PROBLEM DETAILS:
What is needed here is an exact copy of every entry.

RECORDS SHOWN:
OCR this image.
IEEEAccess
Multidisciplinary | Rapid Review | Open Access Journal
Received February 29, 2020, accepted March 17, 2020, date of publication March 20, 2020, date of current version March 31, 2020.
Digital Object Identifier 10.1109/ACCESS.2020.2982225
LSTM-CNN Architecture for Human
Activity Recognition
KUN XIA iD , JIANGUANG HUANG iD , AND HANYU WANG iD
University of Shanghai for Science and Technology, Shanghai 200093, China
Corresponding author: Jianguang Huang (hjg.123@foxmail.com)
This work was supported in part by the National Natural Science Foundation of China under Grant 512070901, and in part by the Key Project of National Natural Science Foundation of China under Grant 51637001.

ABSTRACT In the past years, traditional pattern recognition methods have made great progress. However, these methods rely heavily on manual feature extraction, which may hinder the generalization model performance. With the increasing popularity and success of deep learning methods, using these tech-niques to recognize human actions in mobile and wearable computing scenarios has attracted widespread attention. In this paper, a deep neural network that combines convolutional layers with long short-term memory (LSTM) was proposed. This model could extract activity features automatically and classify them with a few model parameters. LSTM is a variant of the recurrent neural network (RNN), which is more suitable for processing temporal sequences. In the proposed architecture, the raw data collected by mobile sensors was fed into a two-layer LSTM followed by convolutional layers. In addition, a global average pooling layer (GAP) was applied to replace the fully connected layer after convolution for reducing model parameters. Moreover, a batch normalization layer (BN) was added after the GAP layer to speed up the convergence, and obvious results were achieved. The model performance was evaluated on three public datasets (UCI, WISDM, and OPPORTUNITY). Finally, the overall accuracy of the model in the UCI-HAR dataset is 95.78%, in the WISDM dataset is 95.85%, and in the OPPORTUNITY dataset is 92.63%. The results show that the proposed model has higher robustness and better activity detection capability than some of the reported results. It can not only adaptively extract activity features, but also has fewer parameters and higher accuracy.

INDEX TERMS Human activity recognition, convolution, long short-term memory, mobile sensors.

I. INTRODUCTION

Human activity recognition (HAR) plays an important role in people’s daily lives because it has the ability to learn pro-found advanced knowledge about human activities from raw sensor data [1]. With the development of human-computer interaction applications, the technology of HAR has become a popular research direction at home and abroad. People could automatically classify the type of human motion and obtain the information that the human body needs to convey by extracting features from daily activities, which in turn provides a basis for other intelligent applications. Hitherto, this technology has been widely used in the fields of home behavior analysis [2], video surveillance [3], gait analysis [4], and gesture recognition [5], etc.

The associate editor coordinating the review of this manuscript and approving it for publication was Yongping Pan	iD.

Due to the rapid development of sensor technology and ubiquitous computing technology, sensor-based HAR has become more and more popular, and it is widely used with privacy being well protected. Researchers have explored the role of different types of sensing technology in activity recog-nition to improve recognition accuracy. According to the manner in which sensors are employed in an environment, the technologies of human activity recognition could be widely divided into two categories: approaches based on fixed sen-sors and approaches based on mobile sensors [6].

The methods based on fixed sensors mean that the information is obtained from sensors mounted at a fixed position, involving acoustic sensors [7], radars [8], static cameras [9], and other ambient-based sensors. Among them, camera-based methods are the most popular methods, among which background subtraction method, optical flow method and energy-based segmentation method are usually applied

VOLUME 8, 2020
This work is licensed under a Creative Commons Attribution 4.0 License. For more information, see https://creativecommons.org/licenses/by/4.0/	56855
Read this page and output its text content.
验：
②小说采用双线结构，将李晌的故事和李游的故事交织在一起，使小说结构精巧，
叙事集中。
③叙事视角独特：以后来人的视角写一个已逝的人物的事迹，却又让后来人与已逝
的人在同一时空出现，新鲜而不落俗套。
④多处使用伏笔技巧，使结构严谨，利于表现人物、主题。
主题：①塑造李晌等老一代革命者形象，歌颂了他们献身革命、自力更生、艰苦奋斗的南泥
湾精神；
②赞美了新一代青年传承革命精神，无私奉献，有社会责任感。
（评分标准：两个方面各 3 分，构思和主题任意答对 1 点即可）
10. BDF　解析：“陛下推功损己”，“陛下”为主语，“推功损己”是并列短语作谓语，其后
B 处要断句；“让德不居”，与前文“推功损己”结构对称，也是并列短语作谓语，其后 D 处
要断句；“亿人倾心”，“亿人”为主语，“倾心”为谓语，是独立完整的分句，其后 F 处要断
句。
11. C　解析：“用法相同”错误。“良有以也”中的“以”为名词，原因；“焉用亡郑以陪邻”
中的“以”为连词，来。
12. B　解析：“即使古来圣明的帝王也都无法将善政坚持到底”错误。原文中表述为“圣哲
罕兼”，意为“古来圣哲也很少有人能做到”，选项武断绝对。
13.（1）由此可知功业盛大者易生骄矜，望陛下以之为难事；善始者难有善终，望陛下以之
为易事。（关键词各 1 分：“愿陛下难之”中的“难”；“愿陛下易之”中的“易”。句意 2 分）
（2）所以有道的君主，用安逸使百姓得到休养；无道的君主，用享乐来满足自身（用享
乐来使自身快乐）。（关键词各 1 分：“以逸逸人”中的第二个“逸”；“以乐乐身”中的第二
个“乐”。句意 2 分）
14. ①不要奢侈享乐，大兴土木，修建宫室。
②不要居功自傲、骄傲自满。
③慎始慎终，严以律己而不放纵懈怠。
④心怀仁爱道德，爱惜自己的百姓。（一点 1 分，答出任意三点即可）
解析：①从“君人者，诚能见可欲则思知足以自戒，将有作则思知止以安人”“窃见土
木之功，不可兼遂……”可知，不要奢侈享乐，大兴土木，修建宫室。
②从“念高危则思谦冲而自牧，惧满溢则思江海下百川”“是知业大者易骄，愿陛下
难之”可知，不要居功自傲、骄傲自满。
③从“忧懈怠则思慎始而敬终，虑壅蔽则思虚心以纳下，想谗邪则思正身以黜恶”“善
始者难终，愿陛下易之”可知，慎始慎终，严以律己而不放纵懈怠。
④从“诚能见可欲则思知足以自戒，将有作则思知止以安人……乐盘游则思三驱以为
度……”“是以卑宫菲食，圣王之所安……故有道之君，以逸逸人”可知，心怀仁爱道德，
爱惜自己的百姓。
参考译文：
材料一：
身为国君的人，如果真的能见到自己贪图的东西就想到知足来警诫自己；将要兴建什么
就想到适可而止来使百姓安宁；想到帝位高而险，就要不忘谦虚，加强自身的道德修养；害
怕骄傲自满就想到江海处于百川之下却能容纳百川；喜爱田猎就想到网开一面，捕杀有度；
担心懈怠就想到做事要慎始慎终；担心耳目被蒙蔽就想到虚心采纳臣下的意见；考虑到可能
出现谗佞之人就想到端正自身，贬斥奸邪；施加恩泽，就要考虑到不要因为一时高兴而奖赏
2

RESPONSE TO THE TASK:
OCR this image.
IEEEAccess
Multidisciplinary | Rapid Review | Open Access Journal
Received February 29, 2020, accepted March 17, 2020, date of publication March 20, 2020, date of current version March 31, 2020.
Digital Object Identifier 10.1109/ACCESS.2020.2982225
LSTM-CNN Architecture for Human
Activity Recognition
KUN XIA iD , JIANGUANG HUANG iD , AND HANYU WANG iD
University of Shanghai for Science and Technology, Shanghai 200093, China
Corresponding author: Jianguang Huang (hjg.123@foxmail.com)
This work was supported in part by the National Natural Science Foundation of China under Grant 512070901, and in part by the Key Project of National Natural Science Foundation of China under Grant 51637001.

ABSTRACT In the past years, traditional pattern recognition methods have made great progress. However, these methods rely heavily on manual feature extraction, which may hinder the generalization model performance. With the increasing popularity and success of deep learning methods, using these tech-niques to recognize human actions in mobile and wearable computing scenarios has attracted widespread attention. In this paper, a deep neural network that combines convolutional layers with long short-term memory (LSTM) was proposed. This model could extract activity features automatically and classify them with a few model parameters. LSTM is a variant of the recurrent neural network (RNN), which is more suitable for processing temporal sequences. In the proposed architecture, the raw data collected by mobile sensors was fed into a two-layer LSTM followed by convolutional layers. In addition, a global average pooling layer (GAP) was applied to replace the fully connected layer after convolution for reducing model parameters. Moreover, a batch normalization layer (BN) was added after the GAP layer to speed up the convergence, and obvious results were achieved. The model performance was evaluated on three public datasets (UCI, WISDM, and OPPORTUNITY). Finally, the overall accuracy of the model in the UCI-HAR dataset is 95.78%, in the WISDM dataset is 95.85%, and in the OPPORTUNITY dataset is 92.63%. The results show that the proposed model has higher robustness and better activity detection capability than some of the reported results. It can not only adaptively extract activity features, but also has fewer parameters and higher accuracy.

INDEX TERMS Human activity recognition, convolution, long short-term memory, mobile sensors.

I. INTRODUCTION

Human activity recognition (HAR) plays an important role in people’s daily lives because it has the ability to learn pro-found advanced knowledge about human activities from raw sensor data [1]. With the development of human-computer interaction applications, the technology of HAR has become a popular research direction at home and abroad. People could automatically classify the type of human motion and obtain the information that the human body needs to convey by extracting features from daily activities, which in turn provides a basis for other intelligent applications. Hitherto, this technology has been widely used in the fields of home behavior analysis [2], video surveillance [3], gait analysis [4], and gesture recognition [5], etc.

The associate editor coordinating the review of this manuscript and approving it for publication was Yongping Pan	iD.

Due to the rapid development of sensor technology and ubiquitous computing technology, sensor-based HAR has become more and more popular, and it is widely used with privacy being well protected. Researchers have explored the role of different types of sensing technology in activity recog-nition to improve recognition accuracy. According to the manner in which sensors are employed in an environment, the technologies of human activity recognition could be widely divided into two categories: approaches based on fixed sen-sors and approaches based on mobile sensors [6].

The methods based on fixed sensors mean that the information is obtained from sensors mounted at a fixed position, involving acoustic sensors [7], radars [8], static cameras [9], and other ambient-based sensors. Among them, camera-based methods are the most popular methods, among which background subtraction method, optical flow method and energy-based segmentation method are usually applied

VOLUME 8, 2020
This work is licensed under a Creative Commons Attribution 4.0 License. For more information, see https://creativecommons.org/licenses/by/4.0/	56855
Read this page and output its text content.
验：
②小说采用双线结构，将李晌的故事和李游的故事交织在一起，使小说结构精巧，
叙事集中。
③叙事视角独特：以后来人的视角写一个已逝的人物的事迹，却又让后来人与已逝
的人在同一时空出现，新鲜而不落俗套。
④多处使用伏笔技巧，使结构严谨，利于表现人物、主题。
主题：①塑造李晌等老一代革命者形象，歌颂了他们献身革命、自力更生、艰苦奋斗的南泥
湾精神；
②赞美了新一代青年传承革命精神，无私奉献，有社会责任感。
（评分标准：两个方面各 3 分，构思和主题任意答对 1 点即可）
10. BDF　解析：“陛下推功损己”，“陛下”为主语，“推功损己”是并列短语作谓语，其后
B 处要断句；“让德不居”，与前文“推功损己”结构对称，也是并列短语作谓语，其后 D 处
要断句；“亿人倾心”，“亿人”为主语，“倾心”为谓语，是独立完整的分句，其后 F 处要断
句。
11. C　解析：“用法相同”错误。“良有以也”中的“以”为名词，原因；“焉用亡郑以陪邻”
中的“以”为连词，来。
12. B　解析：“即使古来圣明的帝王也都无法将善政坚持到底”错误。原文中表述为“圣哲
罕兼”，意为“古来圣哲也很少有人能做到”，选项武断绝对。
13.（1）由此可知功业盛大者易生骄矜，望陛下以之为难事；善始者难有善终，望陛下以之
为易事。（关键词各 1 分：“愿陛下难之”中的“难”；“愿陛下易之”中的“易”。句意 2 分）
（2）所以有道的君主，用安逸使百姓得到休养；无道的君主，用享乐来满足自身（用享
乐来使自身快乐）。（关键词各 1 分：“以逸逸人”中的第二个“逸”；“以乐乐身”中的第二
个“乐”。句意 2 分）
14. ①不要奢侈享乐，大兴土木，修建宫室。
②不要居功自傲、骄傲自满。
③慎始慎终，严以律己而不放纵懈怠。
④心怀仁爱道德，爱惜自己的百姓。（一点 1 分，答出任意三点即可）
解析：①从“君人者，诚能见可欲则思知足以自戒，将有作则思知止以安人”“窃见土
木之功，不可兼遂……”可知，不要奢侈享乐，大兴土木，修建宫室。
②从“念高危则思谦冲而自牧，惧满溢则思江海下百川”“是知业大者易骄，愿陛下
难之”可知，不要居功自傲、骄傲自满。
③从“忧懈怠则思慎始而敬终，虑壅蔽则思虚心以纳下，想谗邪则思正身以黜恶”“善
始者难终，愿陛下易之”可知，慎始慎终，严以律己而不放纵懈怠。
④从“诚能见可欲则思知足以自戒，将有作则思知止以安人……乐盘游则思三驱以为
度……”“是以卑宫菲食，圣王之所安……故有道之君，以逸逸人”可知，心怀仁爱道德，
爱惜自己的百姓。
参考译文：
材料一：
身为国君的人，如果真的能见到自己贪图的东西就想到知足来警诫自己；将要兴建什么
就想到适可而止来使百姓安宁；想到帝位高而险，就要不忘谦虚，加强自身的道德修养；害
怕骄傲自满就想到江海处于百川之下却能容纳百川；喜爱田猎就想到网开一面，捕杀有度；
担心懈怠就想到做事要慎始慎终；担心耳目被蒙蔽就想到虚心采纳臣下的意见；考虑到可能
出现谗佞之人就想到端正自身，贬斥奸邪；施加恩泽，就要考虑到不要因为一时高兴而奖赏
2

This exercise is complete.